- [GOAL] Using the entries that follow, collect the lines where the word "Premium" appears.
___ STORED RECORDS ___
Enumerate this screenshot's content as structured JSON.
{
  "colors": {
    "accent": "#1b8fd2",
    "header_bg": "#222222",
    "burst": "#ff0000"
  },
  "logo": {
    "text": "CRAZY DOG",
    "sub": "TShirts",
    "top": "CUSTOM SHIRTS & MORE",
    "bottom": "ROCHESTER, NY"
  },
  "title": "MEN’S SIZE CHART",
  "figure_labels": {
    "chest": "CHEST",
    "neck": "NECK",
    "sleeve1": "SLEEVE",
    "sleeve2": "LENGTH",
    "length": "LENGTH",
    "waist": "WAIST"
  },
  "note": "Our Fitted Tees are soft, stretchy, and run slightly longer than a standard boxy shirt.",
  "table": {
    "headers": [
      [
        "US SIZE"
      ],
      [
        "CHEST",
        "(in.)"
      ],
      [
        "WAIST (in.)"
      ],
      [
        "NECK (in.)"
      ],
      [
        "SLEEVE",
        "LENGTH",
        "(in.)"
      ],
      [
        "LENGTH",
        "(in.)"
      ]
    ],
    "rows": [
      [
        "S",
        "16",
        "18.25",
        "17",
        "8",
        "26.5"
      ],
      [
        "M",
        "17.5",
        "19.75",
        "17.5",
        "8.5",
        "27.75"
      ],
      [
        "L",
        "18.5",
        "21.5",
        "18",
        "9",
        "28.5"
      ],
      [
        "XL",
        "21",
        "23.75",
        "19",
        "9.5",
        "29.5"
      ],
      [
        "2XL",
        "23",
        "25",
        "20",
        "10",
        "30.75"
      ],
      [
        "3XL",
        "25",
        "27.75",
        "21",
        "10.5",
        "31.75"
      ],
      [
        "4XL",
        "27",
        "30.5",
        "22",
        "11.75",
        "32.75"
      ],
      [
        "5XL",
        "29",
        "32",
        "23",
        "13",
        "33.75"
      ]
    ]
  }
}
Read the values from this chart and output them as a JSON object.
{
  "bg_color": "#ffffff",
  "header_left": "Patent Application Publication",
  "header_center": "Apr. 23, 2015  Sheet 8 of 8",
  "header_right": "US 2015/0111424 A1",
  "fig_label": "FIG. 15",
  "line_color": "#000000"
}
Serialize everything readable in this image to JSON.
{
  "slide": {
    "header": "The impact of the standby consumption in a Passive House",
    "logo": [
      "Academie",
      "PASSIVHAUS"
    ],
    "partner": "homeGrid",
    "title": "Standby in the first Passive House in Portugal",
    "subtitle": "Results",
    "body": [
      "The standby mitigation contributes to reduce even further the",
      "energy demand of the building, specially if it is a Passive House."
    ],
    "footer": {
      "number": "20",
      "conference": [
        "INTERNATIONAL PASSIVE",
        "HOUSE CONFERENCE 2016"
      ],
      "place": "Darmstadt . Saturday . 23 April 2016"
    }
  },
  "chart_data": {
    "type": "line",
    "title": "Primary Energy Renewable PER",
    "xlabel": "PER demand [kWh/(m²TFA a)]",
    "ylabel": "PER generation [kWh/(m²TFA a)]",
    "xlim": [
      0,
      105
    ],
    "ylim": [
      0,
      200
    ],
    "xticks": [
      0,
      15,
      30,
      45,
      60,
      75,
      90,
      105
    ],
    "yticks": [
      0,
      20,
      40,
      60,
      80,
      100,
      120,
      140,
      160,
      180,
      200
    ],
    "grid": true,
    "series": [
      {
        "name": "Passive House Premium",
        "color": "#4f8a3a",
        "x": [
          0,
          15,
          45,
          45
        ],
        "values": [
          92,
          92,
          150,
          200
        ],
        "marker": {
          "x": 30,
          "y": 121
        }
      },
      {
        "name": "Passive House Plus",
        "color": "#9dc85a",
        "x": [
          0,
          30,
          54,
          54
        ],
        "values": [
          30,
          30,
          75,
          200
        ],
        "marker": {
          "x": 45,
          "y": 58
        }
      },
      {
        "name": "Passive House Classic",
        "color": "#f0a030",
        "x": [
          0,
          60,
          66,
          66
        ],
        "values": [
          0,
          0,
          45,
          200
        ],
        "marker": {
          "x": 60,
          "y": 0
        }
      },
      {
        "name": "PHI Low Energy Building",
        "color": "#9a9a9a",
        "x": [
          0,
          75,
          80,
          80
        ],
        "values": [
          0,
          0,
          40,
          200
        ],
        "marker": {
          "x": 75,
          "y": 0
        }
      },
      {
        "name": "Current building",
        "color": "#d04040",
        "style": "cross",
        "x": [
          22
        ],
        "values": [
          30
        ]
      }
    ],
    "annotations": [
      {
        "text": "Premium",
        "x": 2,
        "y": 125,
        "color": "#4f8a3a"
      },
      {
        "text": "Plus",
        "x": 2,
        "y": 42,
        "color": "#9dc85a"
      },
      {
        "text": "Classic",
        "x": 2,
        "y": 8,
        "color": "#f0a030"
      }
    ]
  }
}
___
- [CORRECT RESPONSE]
        "name": "Passive House Premium",
        "text": "Premium",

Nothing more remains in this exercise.